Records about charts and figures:
►
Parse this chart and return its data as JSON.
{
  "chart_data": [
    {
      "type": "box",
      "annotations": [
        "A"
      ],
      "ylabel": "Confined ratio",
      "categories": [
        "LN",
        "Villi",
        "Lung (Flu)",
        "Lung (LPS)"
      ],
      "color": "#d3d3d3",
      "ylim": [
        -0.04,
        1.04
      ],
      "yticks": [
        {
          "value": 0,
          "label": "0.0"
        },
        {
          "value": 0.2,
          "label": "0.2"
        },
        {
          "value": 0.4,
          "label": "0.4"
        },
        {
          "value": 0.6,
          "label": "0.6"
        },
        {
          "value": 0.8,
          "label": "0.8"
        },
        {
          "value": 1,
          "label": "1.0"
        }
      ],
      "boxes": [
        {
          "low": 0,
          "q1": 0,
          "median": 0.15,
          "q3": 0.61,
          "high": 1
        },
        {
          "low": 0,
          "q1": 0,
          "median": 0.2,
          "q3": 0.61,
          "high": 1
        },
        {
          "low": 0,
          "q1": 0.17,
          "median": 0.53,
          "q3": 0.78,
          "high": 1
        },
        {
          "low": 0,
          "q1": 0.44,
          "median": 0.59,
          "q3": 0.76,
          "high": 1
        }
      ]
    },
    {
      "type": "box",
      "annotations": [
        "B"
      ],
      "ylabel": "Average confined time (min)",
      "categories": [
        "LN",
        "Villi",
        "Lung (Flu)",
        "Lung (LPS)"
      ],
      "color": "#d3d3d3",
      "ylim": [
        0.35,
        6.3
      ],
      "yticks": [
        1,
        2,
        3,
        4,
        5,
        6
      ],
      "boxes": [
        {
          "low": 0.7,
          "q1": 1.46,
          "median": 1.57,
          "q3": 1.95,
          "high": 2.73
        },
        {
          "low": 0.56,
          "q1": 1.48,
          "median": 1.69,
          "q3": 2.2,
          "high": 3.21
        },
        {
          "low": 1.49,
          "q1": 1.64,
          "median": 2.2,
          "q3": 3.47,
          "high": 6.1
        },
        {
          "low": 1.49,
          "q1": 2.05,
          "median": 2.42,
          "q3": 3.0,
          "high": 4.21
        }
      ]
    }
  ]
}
◄
## [What is needed]
Write out all of the records above exactly as they appear.

## [Result of the exercise]
Parse this chart and return its data as JSON.
{
  "chart_data": [
    {
      "type": "box",
      "annotations": [
        "A"
      ],
      "ylabel": "Confined ratio",
      "categories": [
        "LN",
        "Villi",
        "Lung (Flu)",
        "Lung (LPS)"
      ],
      "color": "#d3d3d3",
      "ylim": [
        -0.04,
        1.04
      ],
      "yticks": [
        {
          "value": 0,
          "label": "0.0"
        },
        {
          "value": 0.2,
          "label": "0.2"
        },
        {
          "value": 0.4,
          "label": "0.4"
        },
        {
          "value": 0.6,
          "label": "0.6"
        },
        {
          "value": 0.8,
          "label": "0.8"
        },
        {
          "value": 1,
          "label": "1.0"
        }
      ],
      "boxes": [
        {
          "low": 0,
          "q1": 0,
          "median": 0.15,
          "q3": 0.61,
          "high": 1
        },
        {
          "low": 0,
          "q1": 0,
          "median": 0.2,
          "q3": 0.61,
          "high": 1
        },
        {
          "low": 0,
          "q1": 0.17,
          "median": 0.53,
          "q3": 0.78,
          "high": 1
        },
        {
          "low": 0,
          "q1": 0.44,
          "median": 0.59,
          "q3": 0.76,
          "high": 1
        }
      ]
    },
    {
      "type": "box",
      "annotations": [
        "B"
      ],
      "ylabel": "Average confined time (min)",
      "categories": [
        "LN",
        "Villi",
        "Lung (Flu)",
        "Lung (LPS)"
      ],
      "color": "#d3d3d3",
      "ylim": [
        0.35,
        6.3
      ],
      "yticks": [
        1,
        2,
        3,
        4,
        5,
        6
      ],
      "boxes": [
        {
          "low": 0.7,
          "q1": 1.46,
          "median": 1.57,
          "q3": 1.95,
          "high": 2.73
        },
        {
          "low": 0.56,
          "q1": 1.48,
          "median": 1.69,
          "q3": 2.2,
          "high": 3.21
        },
        {
          "low": 1.49,
          "q1": 1.64,
          "median": 2.2,
          "q3": 3.47,
          "high": 6.1
        },
        {
          "low": 1.49,
          "q1": 2.05,
          "median": 2.42,
          "q3": 3.0,
          "high": 4.21
        }
      ]
    }
  ]
}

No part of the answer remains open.